### Records for this exercise
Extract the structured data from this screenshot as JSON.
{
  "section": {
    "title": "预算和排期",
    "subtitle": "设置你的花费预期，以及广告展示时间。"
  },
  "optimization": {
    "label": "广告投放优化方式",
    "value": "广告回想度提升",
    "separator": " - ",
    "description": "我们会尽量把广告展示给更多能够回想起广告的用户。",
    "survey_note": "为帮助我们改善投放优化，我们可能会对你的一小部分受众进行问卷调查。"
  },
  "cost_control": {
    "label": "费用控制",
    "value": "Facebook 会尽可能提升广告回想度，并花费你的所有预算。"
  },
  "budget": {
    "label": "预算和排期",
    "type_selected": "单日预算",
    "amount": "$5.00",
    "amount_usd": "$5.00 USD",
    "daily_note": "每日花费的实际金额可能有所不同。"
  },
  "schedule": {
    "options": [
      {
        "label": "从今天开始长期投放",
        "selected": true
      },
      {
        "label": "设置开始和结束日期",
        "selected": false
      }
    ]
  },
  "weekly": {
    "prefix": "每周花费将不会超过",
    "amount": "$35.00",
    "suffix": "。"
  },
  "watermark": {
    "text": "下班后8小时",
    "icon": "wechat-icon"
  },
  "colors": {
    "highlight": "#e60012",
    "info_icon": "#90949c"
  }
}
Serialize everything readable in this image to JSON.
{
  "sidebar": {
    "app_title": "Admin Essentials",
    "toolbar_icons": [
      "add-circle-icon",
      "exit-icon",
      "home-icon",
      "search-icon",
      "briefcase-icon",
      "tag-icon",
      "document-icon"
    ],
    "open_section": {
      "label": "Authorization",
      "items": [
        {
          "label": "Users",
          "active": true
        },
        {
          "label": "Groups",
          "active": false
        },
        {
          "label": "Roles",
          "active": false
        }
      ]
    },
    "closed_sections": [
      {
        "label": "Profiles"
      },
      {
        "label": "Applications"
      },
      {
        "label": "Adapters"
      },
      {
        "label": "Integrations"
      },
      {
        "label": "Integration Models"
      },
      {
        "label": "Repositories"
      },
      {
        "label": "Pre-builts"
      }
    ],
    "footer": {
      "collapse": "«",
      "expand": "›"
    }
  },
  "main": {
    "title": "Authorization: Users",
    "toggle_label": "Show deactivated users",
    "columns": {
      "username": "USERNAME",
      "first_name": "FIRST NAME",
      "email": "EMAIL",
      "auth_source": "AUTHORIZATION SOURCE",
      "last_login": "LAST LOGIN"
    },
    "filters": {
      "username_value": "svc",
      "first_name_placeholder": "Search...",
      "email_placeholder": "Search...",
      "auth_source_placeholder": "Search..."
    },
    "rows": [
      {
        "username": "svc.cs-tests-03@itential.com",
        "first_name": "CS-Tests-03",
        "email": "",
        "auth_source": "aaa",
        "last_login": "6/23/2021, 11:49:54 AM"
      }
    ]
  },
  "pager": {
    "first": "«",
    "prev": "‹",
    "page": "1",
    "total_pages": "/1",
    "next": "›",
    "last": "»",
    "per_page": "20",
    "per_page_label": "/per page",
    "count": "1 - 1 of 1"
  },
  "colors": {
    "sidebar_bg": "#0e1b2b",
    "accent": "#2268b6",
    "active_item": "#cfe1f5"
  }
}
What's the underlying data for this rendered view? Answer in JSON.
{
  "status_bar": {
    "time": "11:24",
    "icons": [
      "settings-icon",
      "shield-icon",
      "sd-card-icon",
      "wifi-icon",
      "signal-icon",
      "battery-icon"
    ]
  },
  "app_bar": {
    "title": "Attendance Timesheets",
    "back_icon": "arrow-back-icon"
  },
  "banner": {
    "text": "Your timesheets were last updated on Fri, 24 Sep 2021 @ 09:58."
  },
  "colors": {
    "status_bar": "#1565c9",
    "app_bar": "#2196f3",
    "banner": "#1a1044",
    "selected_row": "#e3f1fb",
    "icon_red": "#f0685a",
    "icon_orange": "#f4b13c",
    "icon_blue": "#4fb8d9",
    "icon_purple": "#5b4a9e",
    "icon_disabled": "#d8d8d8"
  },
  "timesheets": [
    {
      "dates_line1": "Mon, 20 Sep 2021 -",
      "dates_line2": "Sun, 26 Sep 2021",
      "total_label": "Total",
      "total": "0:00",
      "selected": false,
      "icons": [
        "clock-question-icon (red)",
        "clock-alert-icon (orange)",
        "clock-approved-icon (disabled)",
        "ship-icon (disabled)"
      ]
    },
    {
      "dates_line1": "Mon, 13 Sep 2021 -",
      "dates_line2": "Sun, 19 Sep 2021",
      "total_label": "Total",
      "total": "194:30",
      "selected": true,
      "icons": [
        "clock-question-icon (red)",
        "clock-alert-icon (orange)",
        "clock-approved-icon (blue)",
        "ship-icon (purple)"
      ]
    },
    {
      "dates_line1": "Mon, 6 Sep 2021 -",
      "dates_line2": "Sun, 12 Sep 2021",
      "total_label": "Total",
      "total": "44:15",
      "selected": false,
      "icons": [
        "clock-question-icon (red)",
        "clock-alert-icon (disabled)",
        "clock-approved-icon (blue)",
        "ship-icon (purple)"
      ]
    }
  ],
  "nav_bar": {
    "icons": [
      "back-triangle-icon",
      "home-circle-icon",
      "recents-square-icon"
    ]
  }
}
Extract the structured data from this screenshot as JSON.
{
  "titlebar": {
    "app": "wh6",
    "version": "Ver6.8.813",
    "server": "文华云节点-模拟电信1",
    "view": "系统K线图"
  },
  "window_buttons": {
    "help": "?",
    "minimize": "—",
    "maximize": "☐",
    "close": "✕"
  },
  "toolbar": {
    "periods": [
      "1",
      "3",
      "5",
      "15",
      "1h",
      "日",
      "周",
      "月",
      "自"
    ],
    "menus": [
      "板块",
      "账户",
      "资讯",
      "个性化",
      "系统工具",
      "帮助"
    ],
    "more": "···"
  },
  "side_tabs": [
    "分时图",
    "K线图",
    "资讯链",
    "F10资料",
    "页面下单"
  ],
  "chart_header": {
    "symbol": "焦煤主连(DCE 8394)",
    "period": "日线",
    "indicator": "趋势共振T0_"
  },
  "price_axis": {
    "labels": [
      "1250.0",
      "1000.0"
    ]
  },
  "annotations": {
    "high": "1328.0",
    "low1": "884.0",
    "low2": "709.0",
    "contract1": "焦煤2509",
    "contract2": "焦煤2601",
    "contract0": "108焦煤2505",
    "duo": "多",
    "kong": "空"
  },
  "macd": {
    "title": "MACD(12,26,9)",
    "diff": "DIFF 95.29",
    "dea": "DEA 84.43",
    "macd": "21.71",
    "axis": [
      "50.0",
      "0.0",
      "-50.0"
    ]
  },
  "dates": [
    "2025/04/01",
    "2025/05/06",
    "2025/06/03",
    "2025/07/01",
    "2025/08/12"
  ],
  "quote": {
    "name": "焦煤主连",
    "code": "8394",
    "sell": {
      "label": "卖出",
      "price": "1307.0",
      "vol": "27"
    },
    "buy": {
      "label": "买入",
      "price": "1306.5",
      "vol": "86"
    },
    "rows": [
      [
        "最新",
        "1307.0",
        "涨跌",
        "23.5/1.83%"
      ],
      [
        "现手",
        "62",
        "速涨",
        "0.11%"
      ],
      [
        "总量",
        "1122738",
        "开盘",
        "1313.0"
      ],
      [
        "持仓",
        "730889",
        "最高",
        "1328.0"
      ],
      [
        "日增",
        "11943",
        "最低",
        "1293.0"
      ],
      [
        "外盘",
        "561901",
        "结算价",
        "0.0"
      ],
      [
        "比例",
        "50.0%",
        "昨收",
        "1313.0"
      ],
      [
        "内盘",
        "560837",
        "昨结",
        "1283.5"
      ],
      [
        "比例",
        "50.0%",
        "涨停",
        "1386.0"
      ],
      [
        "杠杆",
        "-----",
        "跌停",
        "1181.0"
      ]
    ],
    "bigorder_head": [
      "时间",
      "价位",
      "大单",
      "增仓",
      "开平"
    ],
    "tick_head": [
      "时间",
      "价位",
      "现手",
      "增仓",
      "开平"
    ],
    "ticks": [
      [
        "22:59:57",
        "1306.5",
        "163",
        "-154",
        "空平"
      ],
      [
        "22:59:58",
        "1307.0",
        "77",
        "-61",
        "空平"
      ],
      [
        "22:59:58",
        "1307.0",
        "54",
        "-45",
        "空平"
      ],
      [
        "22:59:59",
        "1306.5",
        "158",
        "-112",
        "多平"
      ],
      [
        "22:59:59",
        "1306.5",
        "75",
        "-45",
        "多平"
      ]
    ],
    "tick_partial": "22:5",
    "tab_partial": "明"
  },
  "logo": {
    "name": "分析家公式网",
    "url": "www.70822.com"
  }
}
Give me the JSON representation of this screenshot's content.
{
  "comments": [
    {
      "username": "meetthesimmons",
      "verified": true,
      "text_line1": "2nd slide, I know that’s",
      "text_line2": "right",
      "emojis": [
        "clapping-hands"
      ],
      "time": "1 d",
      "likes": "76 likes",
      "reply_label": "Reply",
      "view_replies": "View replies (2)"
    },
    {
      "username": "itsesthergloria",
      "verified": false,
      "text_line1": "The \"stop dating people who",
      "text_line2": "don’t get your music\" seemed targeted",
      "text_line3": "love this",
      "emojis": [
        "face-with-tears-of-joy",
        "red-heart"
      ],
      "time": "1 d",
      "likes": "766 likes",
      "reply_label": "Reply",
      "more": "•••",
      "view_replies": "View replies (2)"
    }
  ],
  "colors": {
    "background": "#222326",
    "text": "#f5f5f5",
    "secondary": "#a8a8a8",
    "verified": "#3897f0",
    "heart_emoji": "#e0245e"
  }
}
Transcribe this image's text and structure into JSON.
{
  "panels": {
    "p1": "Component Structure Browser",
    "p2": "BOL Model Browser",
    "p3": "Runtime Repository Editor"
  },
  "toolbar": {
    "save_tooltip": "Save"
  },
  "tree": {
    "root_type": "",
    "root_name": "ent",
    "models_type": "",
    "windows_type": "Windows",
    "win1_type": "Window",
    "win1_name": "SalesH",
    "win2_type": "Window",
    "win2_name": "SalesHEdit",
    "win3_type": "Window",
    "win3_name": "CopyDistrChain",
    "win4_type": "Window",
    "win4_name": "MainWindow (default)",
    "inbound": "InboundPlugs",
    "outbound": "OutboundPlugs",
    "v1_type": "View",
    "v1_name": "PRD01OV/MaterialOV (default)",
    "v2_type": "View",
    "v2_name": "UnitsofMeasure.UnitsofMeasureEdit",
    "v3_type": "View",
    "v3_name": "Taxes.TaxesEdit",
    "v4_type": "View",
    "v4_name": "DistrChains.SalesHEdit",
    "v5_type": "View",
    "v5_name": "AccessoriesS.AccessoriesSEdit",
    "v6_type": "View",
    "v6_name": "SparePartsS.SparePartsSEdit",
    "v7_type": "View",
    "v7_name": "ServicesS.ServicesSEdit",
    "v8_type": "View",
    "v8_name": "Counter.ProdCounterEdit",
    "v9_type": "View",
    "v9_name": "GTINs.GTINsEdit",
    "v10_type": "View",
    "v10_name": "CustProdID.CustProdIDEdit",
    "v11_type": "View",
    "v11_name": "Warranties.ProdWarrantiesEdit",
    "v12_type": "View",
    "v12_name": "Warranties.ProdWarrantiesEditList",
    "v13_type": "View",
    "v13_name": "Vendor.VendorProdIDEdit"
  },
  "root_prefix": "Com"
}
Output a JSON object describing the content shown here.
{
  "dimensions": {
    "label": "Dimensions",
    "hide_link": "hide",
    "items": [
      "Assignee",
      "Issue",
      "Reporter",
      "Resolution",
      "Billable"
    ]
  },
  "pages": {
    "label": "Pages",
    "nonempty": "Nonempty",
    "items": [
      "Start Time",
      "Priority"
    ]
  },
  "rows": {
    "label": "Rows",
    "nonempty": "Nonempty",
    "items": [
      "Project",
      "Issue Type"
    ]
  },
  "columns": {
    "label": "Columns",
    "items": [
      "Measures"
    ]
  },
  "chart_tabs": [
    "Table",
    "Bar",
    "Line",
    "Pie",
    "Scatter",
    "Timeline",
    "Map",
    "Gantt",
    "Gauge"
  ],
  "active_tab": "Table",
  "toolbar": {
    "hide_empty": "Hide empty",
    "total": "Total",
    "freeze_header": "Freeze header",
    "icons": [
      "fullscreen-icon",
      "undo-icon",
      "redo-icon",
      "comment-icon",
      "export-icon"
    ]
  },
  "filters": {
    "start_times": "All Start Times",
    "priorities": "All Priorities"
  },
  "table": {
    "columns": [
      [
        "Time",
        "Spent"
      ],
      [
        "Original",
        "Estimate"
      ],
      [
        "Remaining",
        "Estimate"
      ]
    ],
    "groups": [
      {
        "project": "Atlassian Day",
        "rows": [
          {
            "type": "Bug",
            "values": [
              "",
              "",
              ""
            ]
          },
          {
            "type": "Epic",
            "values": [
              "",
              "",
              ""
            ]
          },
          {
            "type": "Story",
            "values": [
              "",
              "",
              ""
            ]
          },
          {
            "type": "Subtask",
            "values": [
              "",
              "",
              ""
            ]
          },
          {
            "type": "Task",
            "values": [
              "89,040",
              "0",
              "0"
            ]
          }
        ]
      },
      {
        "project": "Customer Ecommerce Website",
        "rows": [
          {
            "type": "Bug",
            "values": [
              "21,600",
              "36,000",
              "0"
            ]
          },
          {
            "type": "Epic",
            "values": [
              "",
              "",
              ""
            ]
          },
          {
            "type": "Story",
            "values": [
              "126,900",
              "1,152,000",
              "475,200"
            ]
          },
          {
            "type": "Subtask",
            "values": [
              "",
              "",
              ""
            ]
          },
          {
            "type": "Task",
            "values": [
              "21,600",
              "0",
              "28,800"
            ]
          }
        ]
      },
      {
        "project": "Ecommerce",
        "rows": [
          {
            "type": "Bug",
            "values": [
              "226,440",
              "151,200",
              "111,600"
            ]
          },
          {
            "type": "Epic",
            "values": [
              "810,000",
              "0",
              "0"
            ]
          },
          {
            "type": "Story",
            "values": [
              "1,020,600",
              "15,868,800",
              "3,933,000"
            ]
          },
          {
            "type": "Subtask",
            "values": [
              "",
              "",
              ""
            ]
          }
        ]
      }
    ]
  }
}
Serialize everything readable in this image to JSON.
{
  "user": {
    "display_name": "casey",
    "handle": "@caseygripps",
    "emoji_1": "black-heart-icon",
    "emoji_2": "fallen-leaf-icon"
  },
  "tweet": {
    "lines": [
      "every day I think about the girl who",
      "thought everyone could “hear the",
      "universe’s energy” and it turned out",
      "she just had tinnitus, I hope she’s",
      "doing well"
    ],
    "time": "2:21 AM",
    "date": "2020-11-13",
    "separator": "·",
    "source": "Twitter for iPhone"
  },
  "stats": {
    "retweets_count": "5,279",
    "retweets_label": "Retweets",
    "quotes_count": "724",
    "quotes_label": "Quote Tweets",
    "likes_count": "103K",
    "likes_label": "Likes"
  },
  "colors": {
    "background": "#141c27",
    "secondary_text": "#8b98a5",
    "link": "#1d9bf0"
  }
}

### Goal
Of all the lines in the entries, how many contain the word "Browser"? Give only the number.

### Written response
2